### Stated exercise 1:
According to the cigar forum thread, what did viesturs say the Ashton tasted like?
### Stated exercise 2:
Retype the part of the cigar forum thread that opens with the words containing "Viesturs, rollsfxr, I" and closes with "(Sep 29, 2003)".
### Stated exercise 3:
Decide whether each statement agrees with the cigar forum thread, answering yes or no and quoting the deciding words: (a) SilvrBck would rather smoke a Backwoods than the Macanudo Robust. (b) Brandon smoked the entire VSG Spellbound. (c) Dannyob keeps two boxes of the VSG Spellbound.

# Worst cigar ever?



## SilvrBck (Sep 8, 2003)

What was the single worst "premium" cigar you have ever smoked? 

For me it has to be that Macanudo Robust I smoke a couple of days ago. It was the most tasteless, empty, boring thing ever. :c I would prefer a Backwoods to that thing.
SB


----------



## rollsfxr (Sep 30, 2003)

was gifted an Ashton something-or-other a few weeks ago that tasted like burnt cabbage........sheesk,a fargin` $10 cigar..........


----------



## viesturs (Jun 22, 2003)

Me too, smoked an Ashton, looked like a robusto. It was from a humi in a local cigar bar, tasted like a burning hay bale.


----------



## Brandon (Dec 11, 1997)

VSG Spellbound. Smoked 2 inches of it, and out the window it went! It was harsh without any good flavors from the start.


----------



## dayplanner (Dec 11, 1997)

A fake RAG.

That's why I gave the other one I had to Brandon.  :r


----------



## relaxnsmoke (Mar 24, 2003)

Viesturs, rollsfxr, I think I had the same smoke you two did!

I too remember a Ashton I smoked about a year ago being really bad. I think the price factored into my review....here it is from 12/22/02..................

The ashton robusto bordered on greatness, then boredom, because greatness never came. a mild and quite plain papery smoke that costs alot of money! I have smoked a dozen plus cigars at half the price that can kick this cigars ass. This robusto is a weiner @ filet prices........kinda bready and bitter at the end.


----------



## Dannyob (Sep 29, 2003)

Brandon said "VSG Spellbound. Smoked 2 inches of it, and out the window it went! It was harsh without any good flavors from the start.



I can't imagine what the cigar had been through but do yourself a favor and try another one. I have two boxes in my Humi myslef and they are one of my two favorite domestics. Outstanding smoke. I think we have all had great cigars that didn't taste good the first time around. Give it another try. PM me and I will be more than happy to send you another one.

### Data:
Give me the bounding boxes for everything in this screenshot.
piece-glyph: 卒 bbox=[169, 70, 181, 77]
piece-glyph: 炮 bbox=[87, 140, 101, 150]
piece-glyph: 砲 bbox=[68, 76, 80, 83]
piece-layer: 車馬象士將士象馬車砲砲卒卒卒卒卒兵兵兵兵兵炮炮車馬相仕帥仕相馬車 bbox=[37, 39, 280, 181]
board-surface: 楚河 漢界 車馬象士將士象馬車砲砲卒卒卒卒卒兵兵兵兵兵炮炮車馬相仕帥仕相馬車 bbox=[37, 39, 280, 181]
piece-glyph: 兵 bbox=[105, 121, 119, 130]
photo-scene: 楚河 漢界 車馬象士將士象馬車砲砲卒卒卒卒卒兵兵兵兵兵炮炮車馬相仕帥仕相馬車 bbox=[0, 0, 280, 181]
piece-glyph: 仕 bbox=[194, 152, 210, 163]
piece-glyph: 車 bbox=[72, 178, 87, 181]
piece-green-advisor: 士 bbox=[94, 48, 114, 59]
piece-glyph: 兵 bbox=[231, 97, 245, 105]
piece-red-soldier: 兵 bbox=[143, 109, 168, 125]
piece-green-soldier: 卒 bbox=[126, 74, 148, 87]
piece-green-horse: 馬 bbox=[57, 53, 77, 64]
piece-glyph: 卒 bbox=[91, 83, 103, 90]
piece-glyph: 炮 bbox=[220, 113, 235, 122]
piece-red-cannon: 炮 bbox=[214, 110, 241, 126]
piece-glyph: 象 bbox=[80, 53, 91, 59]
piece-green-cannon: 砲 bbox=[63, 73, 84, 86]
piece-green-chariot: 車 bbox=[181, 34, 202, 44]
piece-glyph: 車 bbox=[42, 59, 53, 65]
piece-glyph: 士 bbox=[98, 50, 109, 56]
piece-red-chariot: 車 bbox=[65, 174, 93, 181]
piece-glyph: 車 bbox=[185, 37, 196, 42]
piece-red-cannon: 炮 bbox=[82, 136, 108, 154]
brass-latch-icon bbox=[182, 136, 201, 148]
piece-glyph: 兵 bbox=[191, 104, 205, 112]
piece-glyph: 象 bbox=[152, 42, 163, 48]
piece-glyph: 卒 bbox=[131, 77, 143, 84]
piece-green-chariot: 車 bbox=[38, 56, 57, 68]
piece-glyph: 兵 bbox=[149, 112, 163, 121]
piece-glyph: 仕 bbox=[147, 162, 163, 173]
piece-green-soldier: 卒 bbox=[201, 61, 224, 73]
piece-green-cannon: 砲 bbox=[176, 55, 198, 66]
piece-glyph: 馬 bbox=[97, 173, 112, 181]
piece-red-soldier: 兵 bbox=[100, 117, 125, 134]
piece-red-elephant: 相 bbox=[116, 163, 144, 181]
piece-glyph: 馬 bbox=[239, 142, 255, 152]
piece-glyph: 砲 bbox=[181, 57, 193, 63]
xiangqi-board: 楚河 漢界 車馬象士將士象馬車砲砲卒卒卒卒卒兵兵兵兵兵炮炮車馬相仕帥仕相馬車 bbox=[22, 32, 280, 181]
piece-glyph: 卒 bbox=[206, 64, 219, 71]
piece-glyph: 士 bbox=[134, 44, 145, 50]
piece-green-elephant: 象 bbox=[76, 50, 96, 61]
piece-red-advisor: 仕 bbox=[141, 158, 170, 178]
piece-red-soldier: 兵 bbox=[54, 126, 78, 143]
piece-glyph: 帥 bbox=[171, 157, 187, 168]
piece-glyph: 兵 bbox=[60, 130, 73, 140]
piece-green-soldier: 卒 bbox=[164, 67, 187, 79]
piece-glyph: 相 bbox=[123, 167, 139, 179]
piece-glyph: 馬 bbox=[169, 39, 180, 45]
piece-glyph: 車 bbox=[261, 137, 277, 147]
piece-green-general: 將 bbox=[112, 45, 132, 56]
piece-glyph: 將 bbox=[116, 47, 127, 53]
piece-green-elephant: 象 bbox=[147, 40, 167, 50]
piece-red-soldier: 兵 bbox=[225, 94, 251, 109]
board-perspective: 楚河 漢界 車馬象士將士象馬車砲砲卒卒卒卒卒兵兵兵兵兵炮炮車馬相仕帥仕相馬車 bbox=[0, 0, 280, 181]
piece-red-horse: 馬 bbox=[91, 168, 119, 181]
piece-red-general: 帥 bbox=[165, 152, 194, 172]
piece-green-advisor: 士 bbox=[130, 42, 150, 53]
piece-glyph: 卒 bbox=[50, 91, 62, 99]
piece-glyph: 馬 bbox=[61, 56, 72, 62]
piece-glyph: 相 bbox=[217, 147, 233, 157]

### Written reply 1:
A burning hay bale.

### Written reply 2:
Viesturs, rollsfxr, I think I had the same smoke you two did!

I too remember a Ashton I smoked about a year ago being really bad. I think the price factored into my review....here it is from 12/22/02..................

The ashton robusto bordered on greatness, then boredom, because greatness never came. a mild and quite plain papery smoke that costs alot of money! I have smoked a dozen plus cigars at half the price that can kick this cigars ass. This robusto is a weiner @ filet prices........kinda bready and bitter at the end.


----------



## Dannyob (Sep 29, 2003)

### Written reply 3:
(a) Yes: "I would prefer a Backwoods to that thing."
(b) No: "Smoked 2 inches of it, and out the window it went!"
(c) Yes: "I have two boxes in my Humi myslef"